══ Supplied entries ══

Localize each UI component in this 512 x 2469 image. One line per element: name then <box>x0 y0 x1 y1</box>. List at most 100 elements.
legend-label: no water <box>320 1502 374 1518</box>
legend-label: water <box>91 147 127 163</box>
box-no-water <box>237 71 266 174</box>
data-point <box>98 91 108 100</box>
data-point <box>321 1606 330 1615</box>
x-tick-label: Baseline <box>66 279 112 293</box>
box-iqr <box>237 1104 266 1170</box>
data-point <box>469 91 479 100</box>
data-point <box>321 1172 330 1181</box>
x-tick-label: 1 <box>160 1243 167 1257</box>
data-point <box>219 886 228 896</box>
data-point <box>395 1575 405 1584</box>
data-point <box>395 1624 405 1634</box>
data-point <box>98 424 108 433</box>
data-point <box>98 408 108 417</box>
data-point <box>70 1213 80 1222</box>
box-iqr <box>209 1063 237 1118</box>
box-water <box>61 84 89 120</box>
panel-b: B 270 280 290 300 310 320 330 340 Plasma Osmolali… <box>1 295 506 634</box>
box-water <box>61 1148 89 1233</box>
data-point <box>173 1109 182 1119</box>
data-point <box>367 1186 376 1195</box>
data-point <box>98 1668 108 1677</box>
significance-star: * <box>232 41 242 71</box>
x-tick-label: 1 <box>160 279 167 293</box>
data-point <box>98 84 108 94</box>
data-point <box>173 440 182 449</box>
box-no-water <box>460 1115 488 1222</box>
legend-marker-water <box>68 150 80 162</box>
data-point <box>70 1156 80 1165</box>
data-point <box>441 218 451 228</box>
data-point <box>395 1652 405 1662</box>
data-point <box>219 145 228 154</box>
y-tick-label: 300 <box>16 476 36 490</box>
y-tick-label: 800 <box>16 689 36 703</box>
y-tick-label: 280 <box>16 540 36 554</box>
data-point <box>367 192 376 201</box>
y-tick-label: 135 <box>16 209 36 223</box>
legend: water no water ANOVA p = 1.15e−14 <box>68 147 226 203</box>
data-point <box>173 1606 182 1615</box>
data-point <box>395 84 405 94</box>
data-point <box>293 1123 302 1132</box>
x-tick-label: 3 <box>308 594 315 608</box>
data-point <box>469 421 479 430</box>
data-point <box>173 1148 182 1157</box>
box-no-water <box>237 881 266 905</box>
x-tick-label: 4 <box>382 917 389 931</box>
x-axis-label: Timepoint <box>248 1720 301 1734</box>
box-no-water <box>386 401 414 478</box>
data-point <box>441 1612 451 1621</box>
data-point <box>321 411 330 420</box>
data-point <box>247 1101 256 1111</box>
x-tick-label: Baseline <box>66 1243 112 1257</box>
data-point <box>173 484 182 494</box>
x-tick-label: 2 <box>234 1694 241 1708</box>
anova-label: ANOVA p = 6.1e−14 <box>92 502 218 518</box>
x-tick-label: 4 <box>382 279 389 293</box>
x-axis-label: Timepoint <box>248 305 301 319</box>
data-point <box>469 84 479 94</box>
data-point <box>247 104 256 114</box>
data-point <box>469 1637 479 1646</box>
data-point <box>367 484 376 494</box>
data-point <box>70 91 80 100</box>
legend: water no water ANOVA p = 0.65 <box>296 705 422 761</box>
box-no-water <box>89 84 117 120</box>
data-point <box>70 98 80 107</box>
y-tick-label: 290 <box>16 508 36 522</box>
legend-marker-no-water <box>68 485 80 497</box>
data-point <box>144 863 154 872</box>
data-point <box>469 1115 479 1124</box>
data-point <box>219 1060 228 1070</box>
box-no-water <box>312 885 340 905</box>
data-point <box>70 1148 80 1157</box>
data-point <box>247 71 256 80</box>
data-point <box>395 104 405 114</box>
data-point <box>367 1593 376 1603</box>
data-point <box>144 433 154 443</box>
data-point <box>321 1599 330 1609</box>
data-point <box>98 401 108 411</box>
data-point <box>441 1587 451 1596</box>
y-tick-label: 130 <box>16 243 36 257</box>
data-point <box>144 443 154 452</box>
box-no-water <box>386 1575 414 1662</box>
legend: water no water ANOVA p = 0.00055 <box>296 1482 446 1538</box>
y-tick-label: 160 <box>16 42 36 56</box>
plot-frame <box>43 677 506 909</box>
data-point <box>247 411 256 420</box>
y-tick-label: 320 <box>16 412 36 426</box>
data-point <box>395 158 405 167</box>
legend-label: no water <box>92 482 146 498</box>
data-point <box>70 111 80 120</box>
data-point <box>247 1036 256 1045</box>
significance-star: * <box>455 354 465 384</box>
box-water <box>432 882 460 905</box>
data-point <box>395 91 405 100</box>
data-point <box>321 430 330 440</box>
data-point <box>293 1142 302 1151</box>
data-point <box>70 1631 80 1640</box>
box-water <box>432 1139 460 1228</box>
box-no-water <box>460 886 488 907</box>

═══

**Exercise task**.
Copy every one of the items above word for word, each on its own line.

**Solution for this task**.
Localize each UI component in this 512 x 2469 image. One line per element: name then <box>x0 y0 x1 y1</box>. List at most 100 elements.
legend-label: no water <box>320 1502 374 1518</box>
legend-label: water <box>91 147 127 163</box>
box-no-water <box>237 71 266 174</box>
data-point <box>98 91 108 100</box>
data-point <box>321 1606 330 1615</box>
x-tick-label: Baseline <box>66 279 112 293</box>
box-iqr <box>237 1104 266 1170</box>
data-point <box>469 91 479 100</box>
data-point <box>321 1172 330 1181</box>
x-tick-label: 1 <box>160 1243 167 1257</box>
data-point <box>219 886 228 896</box>
data-point <box>395 1575 405 1584</box>
data-point <box>395 1624 405 1634</box>
data-point <box>98 424 108 433</box>
data-point <box>98 408 108 417</box>
data-point <box>70 1213 80 1222</box>
box-iqr <box>209 1063 237 1118</box>
box-water <box>61 84 89 120</box>
panel-b: B 270 280 290 300 310 320 330 340 Plasma Osmolali… <box>1 295 506 634</box>
box-water <box>61 1148 89 1233</box>
data-point <box>173 1109 182 1119</box>
data-point <box>367 1186 376 1195</box>
data-point <box>98 1668 108 1677</box>
significance-star: * <box>232 41 242 71</box>
x-tick-label: 1 <box>160 279 167 293</box>
data-point <box>98 84 108 94</box>
data-point <box>173 440 182 449</box>
box-no-water <box>460 1115 488 1222</box>
legend-marker-water <box>68 150 80 162</box>
data-point <box>70 1156 80 1165</box>
data-point <box>441 218 451 228</box>
data-point <box>395 1652 405 1662</box>
data-point <box>219 145 228 154</box>
y-tick-label: 300 <box>16 476 36 490</box>
y-tick-label: 800 <box>16 689 36 703</box>
y-tick-label: 280 <box>16 540 36 554</box>
data-point <box>367 192 376 201</box>
y-tick-label: 135 <box>16 209 36 223</box>
legend: water no water ANOVA p = 1.15e−14 <box>68 147 226 203</box>
data-point <box>173 1606 182 1615</box>
data-point <box>395 84 405 94</box>
data-point <box>293 1123 302 1132</box>
x-tick-label: 3 <box>308 594 315 608</box>
data-point <box>469 421 479 430</box>
data-point <box>173 1148 182 1157</box>
box-no-water <box>237 881 266 905</box>
x-tick-label: 4 <box>382 917 389 931</box>
x-axis-label: Timepoint <box>248 1720 301 1734</box>
box-no-water <box>386 401 414 478</box>
data-point <box>441 1612 451 1621</box>
data-point <box>321 411 330 420</box>
data-point <box>247 1101 256 1111</box>
x-tick-label: Baseline <box>66 1243 112 1257</box>
data-point <box>173 484 182 494</box>
x-tick-label: 2 <box>234 1694 241 1708</box>
anova-label: ANOVA p = 6.1e−14 <box>92 502 218 518</box>
x-tick-label: 4 <box>382 279 389 293</box>
x-axis-label: Timepoint <box>248 305 301 319</box>
data-point <box>469 84 479 94</box>
data-point <box>247 104 256 114</box>
data-point <box>469 1637 479 1646</box>
data-point <box>367 484 376 494</box>
data-point <box>70 91 80 100</box>
legend: water no water ANOVA p = 0.65 <box>296 705 422 761</box>
box-no-water <box>89 84 117 120</box>
data-point <box>70 98 80 107</box>
y-tick-label: 290 <box>16 508 36 522</box>
legend-marker-no-water <box>68 485 80 497</box>
data-point <box>144 863 154 872</box>
data-point <box>469 1115 479 1124</box>
data-point <box>219 1060 228 1070</box>
box-no-water <box>312 885 340 905</box>
data-point <box>70 1148 80 1157</box>
data-point <box>247 71 256 80</box>
data-point <box>395 104 405 114</box>
data-point <box>367 1593 376 1603</box>
data-point <box>144 433 154 443</box>
data-point <box>321 1599 330 1609</box>
data-point <box>98 401 108 411</box>
data-point <box>441 1587 451 1596</box>
y-tick-label: 130 <box>16 243 36 257</box>
data-point <box>144 443 154 452</box>
box-no-water <box>386 1575 414 1662</box>
legend: water no water ANOVA p = 0.00055 <box>296 1482 446 1538</box>
y-tick-label: 160 <box>16 42 36 56</box>
plot-frame <box>43 677 506 909</box>
data-point <box>247 411 256 420</box>
y-tick-label: 320 <box>16 412 36 426</box>
data-point <box>395 158 405 167</box>
legend-label: no water <box>92 482 146 498</box>
data-point <box>70 111 80 120</box>
data-point <box>247 1036 256 1045</box>
significance-star: * <box>455 354 465 384</box>
box-water <box>432 882 460 905</box>
data-point <box>395 91 405 100</box>
data-point <box>321 430 330 440</box>
data-point <box>293 1142 302 1151</box>
data-point <box>70 1631 80 1640</box>
box-water <box>432 1139 460 1228</box>
box-no-water <box>460 886 488 907</box>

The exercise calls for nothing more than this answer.